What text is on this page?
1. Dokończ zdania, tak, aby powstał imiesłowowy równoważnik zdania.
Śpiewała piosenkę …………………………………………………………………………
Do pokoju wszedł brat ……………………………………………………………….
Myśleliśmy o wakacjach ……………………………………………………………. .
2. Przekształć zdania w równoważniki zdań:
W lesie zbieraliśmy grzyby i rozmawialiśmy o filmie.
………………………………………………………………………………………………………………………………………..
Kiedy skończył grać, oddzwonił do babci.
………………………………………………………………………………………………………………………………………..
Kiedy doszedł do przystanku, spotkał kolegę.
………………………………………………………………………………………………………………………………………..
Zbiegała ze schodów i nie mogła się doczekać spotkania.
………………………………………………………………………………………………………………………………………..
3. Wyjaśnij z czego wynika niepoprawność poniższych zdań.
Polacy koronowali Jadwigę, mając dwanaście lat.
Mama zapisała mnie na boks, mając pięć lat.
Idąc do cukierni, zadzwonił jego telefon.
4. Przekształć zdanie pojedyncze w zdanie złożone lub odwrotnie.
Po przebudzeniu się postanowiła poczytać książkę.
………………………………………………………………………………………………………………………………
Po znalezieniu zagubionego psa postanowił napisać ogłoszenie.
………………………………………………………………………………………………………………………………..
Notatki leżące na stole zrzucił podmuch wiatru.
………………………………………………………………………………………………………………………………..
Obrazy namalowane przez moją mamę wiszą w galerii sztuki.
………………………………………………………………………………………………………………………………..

● ● ●

### To do:
Return the entries above exactly, each one complete.

### Exercise answer:
What text is on this page?
1. Dokończ zdania, tak, aby powstał imiesłowowy równoważnik zdania.
Śpiewała piosenkę …………………………………………………………………………
Do pokoju wszedł brat ……………………………………………………………….
Myśleliśmy o wakacjach ……………………………………………………………. .
2. Przekształć zdania w równoważniki zdań:
W lesie zbieraliśmy grzyby i rozmawialiśmy o filmie.
………………………………………………………………………………………………………………………………………..
Kiedy skończył grać, oddzwonił do babci.
………………………………………………………………………………………………………………………………………..
Kiedy doszedł do przystanku, spotkał kolegę.
………………………………………………………………………………………………………………………………………..
Zbiegała ze schodów i nie mogła się doczekać spotkania.
………………………………………………………………………………………………………………………………………..
3. Wyjaśnij z czego wynika niepoprawność poniższych zdań.
Polacy koronowali Jadwigę, mając dwanaście lat.
Mama zapisała mnie na boks, mając pięć lat.
Idąc do cukierni, zadzwonił jego telefon.
4. Przekształć zdanie pojedyncze w zdanie złożone lub odwrotnie.
Po przebudzeniu się postanowiła poczytać książkę.
………………………………………………………………………………………………………………………………
Po znalezieniu zagubionego psa postanowił napisać ogłoszenie.
………………………………………………………………………………………………………………………………..
Notatki leżące na stole zrzucił podmuch wiatru.
………………………………………………………………………………………………………………………………..
Obrazy namalowane przez moją mamę wiszą w galerii sztuki.
………………………………………………………………………………………………………………………………..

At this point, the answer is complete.